### AIM OF THE EXERCISE
Here are some records. Copy each one exactly.

### GIVEN DATA
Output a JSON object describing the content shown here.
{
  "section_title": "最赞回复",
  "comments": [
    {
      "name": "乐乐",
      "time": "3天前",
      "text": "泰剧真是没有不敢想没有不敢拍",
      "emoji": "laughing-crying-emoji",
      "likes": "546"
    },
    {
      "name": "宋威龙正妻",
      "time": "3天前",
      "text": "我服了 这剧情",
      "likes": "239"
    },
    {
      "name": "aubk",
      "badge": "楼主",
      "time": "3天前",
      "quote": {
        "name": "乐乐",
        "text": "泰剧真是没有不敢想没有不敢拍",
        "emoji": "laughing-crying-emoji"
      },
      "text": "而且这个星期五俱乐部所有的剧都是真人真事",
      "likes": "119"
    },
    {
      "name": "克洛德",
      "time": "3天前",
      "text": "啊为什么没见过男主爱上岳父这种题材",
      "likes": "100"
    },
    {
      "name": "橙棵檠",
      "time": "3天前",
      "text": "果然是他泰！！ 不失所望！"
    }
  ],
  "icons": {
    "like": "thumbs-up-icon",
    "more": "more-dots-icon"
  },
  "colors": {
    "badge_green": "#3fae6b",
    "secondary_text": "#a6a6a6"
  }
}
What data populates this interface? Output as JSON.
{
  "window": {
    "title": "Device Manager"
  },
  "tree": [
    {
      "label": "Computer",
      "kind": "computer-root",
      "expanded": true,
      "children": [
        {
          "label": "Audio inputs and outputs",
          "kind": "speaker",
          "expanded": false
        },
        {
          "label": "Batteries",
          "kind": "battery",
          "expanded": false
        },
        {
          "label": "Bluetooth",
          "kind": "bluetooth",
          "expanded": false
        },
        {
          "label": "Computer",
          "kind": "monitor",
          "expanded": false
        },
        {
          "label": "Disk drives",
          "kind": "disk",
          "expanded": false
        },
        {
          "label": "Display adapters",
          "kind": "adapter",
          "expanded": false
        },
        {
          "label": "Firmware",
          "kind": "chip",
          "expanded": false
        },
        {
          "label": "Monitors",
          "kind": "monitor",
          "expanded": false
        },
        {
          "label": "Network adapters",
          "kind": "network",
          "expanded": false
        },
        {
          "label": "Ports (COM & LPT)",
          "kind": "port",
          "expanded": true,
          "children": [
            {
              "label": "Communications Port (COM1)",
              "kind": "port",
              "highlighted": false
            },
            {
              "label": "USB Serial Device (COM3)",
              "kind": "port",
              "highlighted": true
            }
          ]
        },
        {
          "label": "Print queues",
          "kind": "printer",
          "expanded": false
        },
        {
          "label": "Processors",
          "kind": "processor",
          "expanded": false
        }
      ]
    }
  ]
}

### RESPONSE
Output a JSON object describing the content shown here.
{
  "section_title": "最赞回复",
  "comments": [
    {
      "name": "乐乐",
      "time": "3天前",
      "text": "泰剧真是没有不敢想没有不敢拍",
      "emoji": "laughing-crying-emoji",
      "likes": "546"
    },
    {
      "name": "宋威龙正妻",
      "time": "3天前",
      "text": "我服了 这剧情",
      "likes": "239"
    },
    {
      "name": "aubk",
      "badge": "楼主",
      "time": "3天前",
      "quote": {
        "name": "乐乐",
        "text": "泰剧真是没有不敢想没有不敢拍",
        "emoji": "laughing-crying-emoji"
      },
      "text": "而且这个星期五俱乐部所有的剧都是真人真事",
      "likes": "119"
    },
    {
      "name": "克洛德",
      "time": "3天前",
      "text": "啊为什么没见过男主爱上岳父这种题材",
      "likes": "100"
    },
    {
      "name": "橙棵檠",
      "time": "3天前",
      "text": "果然是他泰！！ 不失所望！"
    }
  ],
  "icons": {
    "like": "thumbs-up-icon",
    "more": "more-dots-icon"
  },
  "colors": {
    "badge_green": "#3fae6b",
    "secondary_text": "#a6a6a6"
  }
}
What data populates this interface? Output as JSON.
{
  "window": {
    "title": "Device Manager"
  },
  "tree": [
    {
      "label": "Computer",
      "kind": "computer-root",
      "expanded": true,
      "children": [
        {
          "label": "Audio inputs and outputs",
          "kind": "speaker",
          "expanded": false
        },
        {
          "label": "Batteries",
          "kind": "battery",
          "expanded": false
        },
        {
          "label": "Bluetooth",
          "kind": "bluetooth",
          "expanded": false
        },
        {
          "label": "Computer",
          "kind": "monitor",
          "expanded": false
        },
        {
          "label": "Disk drives",
          "kind": "disk",
          "expanded": false
        },
        {
          "label": "Display adapters",
          "kind": "adapter",
          "expanded": false
        },
        {
          "label": "Firmware",
          "kind": "chip",
          "expanded": false
        },
        {
          "label": "Monitors",
          "kind": "monitor",
          "expanded": false
        },
        {
          "label": "Network adapters",
          "kind": "network",
          "expanded": false
        },
        {
          "label": "Ports (COM & LPT)",
          "kind": "port",
          "expanded": true,
          "children": [
            {
              "label": "Communications Port (COM1)",
              "kind": "port",
              "highlighted": false
            },
            {
              "label": "USB Serial Device (COM3)",
              "kind": "port",
              "highlighted": true
            }
          ]
        },
        {
          "label": "Print queues",
          "kind": "printer",
          "expanded": false
        },
        {
          "label": "Processors",
          "kind": "processor",
          "expanded": false
        }
      ]
    }
  ]
}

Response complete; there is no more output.